╭─ EXTRACT PROVIDED
Otto Preminger, Billy Strayhorn und Duke Ellington am Set von

Partly Preminger
Films by Otto Preminger and others

February 12 to March 3, 2016
 
„Two things are magnificent here: the unique beauty of this country and the unbelievable organization of film production – the consummate silent interlocking of a thousand cogs and gears, technical perfection down to the smallest detail, and all of this without clamor or pathos. The artistic side is more dubious. Only a few here can truly make the films they want. Whether I will belong to them is still to be determined.“ (Otto Preminger, letter to Ferdinand Bruckner, April 23, 1936)
 
Among the numerous Austrian exiles and émigrés who made film history in Hollywood, Otto Preminger (1905–1986) was one of the best-known – a trademark of sorts. Beginning with the film noir classic Laura (1944), he established himself at 20th Century Fox as a director of complex crime films (Fallen Angel, Whirlpool) and modernist melodramas such as Daisy Kenyon, an astonishing Joan Crawford vehicle, before forming his own independent production company in 1953. This decisive step launched another fruitful phase in his work. Preminger's open opposition to Hollywood's production code led him to search for "relevant", up-to-date topics prone to creating a stir: "I believe strongly that people must have the courage to live in their own period."
 
Between the mid-1950s and mid-1960s, An Otto Preminger Production was a guarantee of epic ambitions (often based on bestsellers of impressive length). With captivating richness of detail and much-quoted Premingerian "objectivity", Anatomy of a Murder (1959) plumbs the depths of a complicated rape trial (questioning the nature of truth and justice in the background), while Exodus examines the founding of the State of Israel, and Advise & Consent delves into the intrigue-laden inner workings of U.S. politics.
╰─
╭─ INFORMATION SUPPLIED
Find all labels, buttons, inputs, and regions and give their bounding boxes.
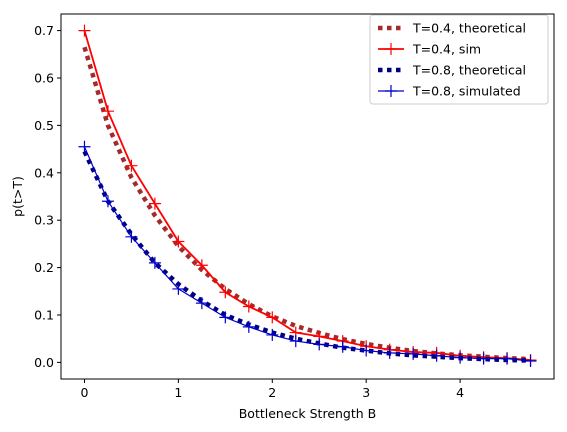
╰─
**CHALLENGE 1**.
Translate the sentence "This decisive step launched another fruitful phase in his work." from the text on Otto Preminger into French.
**CHALLENGE 2**.
Reproduce the passage of the text on Otto Preminger from "February 12 to" to "April 23, 1936)", inclusive.

**TASK ANSWER 1**.
Cette étape décisive a ouvert une autre phase fructueuse de son œuvre.

**TASK ANSWER 2**.
February 12 to March 3, 2016
 
„Two things are magnificent here: the unique beauty of this country and the unbelievable organization of film production – the consummate silent interlocking of a thousand cogs and gears, technical perfection down to the smallest detail, and all of this without clamor or pathos. The artistic side is more dubious. Only a few here can truly make the films they want. Whether I will belong to them is still to be determined.“ (Otto Preminger, letter to Ferdinand Bruckner, April 23, 1936)